++++ Given information ++++

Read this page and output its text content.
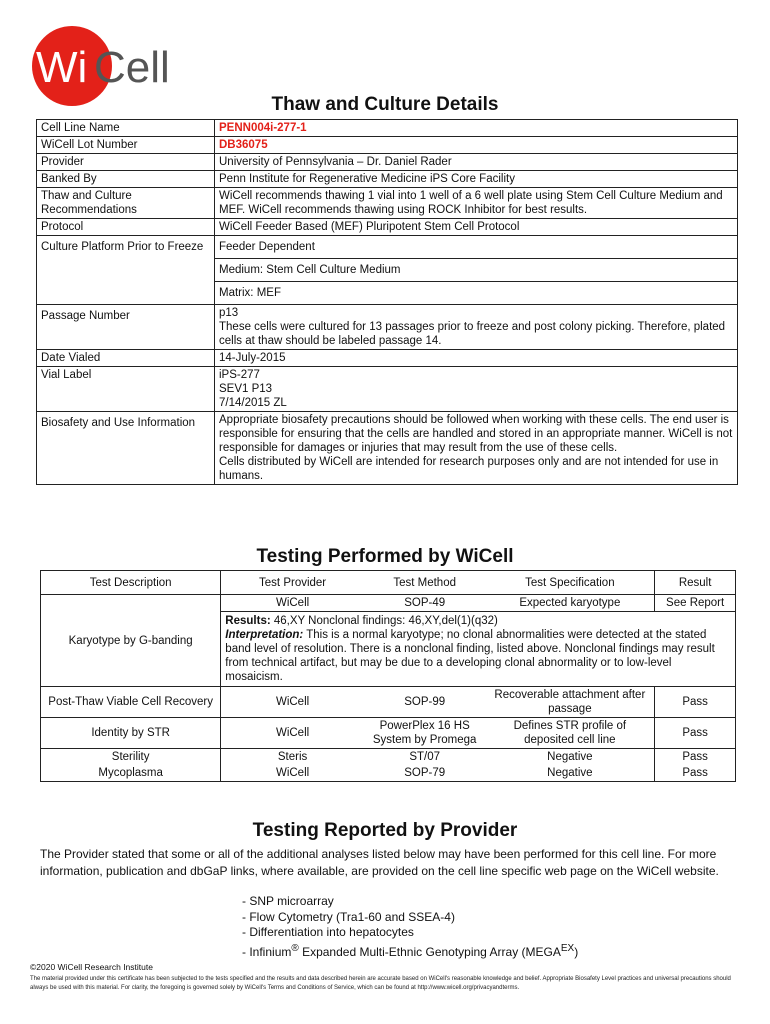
Wi Cell
Thaw and Culture Details
Cell Line Name	PENN004i-277-1
WiCell Lot Number	DB36075
Provider	University of Pennsylvania – Dr. Daniel Rader
Banked By	Penn Institute for Regenerative Medicine iPS Core Facility
Thaw and Culture Recommendations	WiCell recommends thawing 1 vial into 1 well of a 6 well plate using Stem Cell Culture Medium and MEF. WiCell recommends thawing using ROCK Inhibitor for best results.
Protocol	WiCell Feeder Based (MEF) Pluripotent Stem Cell Protocol
Culture Platform Prior to Freeze	Feeder Dependent
	Medium: Stem Cell Culture Medium
	Matrix: MEF
Passage Number	p13
These cells were cultured for 13 passages prior to freeze and post colony picking. Therefore, plated cells at thaw should be labeled passage 14.

Date Vialed	14-July-2015
Vial Label	iPS-277
SEV1 P13
7/14/2015 ZL

Biosafety and Use Information	Appropriate biosafety precautions should be followed when working with these cells. The end user is responsible for ensuring that the cells are handled and stored in an appropriate manner. WiCell is not responsible for damages or injuries that may result from the use of these cells.
Cells distributed by WiCell are intended for research purposes only and are not intended for use in humans.
Testing Performed by WiCell
Test Description	Test Provider	Test Method	Test Specification	Result
Karyotype by G-banding	WiCell	SOP-49	Expected karyotype	See Report

	Results: 46,XY Nonclonal findings: 46,XY,del(1)(q32)
Interpretation: This is a normal karyotype; no clonal abnormalities were detected at the stated band level of resolution. There is a nonclonal finding, listed above. Nonclonal findings may result from technical artifact, but may be due to a developing clonal abnormality or to low-level mosaicism.			

Post-Thaw Viable Cell Recovery	WiCell	SOP-99	Recoverable attachment after passage	Pass
Identity by STR	WiCell	PowerPlex 16 HS System by Promega	Defines STR profile of deposited cell line	Pass
Sterility	Steris	ST/07	Negative	Pass
Mycoplasma	WiCell	SOP-79	Negative	Pass
Testing Reported by Provider
The Provider stated that some or all of the additional analyses listed below may have been performed for this cell line. For more information, publication and dbGaP links, where available, are provided on the cell line specific web page on the WiCell website.
- SNP microarray
- Flow Cytometry (Tra1-60 and SSEA-4)
- Differentiation into hepatocytes
- Infinium® Expanded Multi-Ethnic Genotyping Array $(MEGA^{EX})$
©2020 WiCell Research Institute
The material provided under this certificate has been subjected to the tests specified and the results and data described herein are accurate based on WiCell's reasonable knowledge and belief. Appropriate Biosafety Level practices and universal precautions should always be used with this material. For clarity, the foregoing is governed solely by WiCell's Terms and Conditions of Service, which can be found at http://www.wicell.org/privacyandterms.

++++

Action item
Where a line of the records contains the word "Number", copy that line.

Output of the task
WiCell Lot Number	DB36075
Passage Number	p13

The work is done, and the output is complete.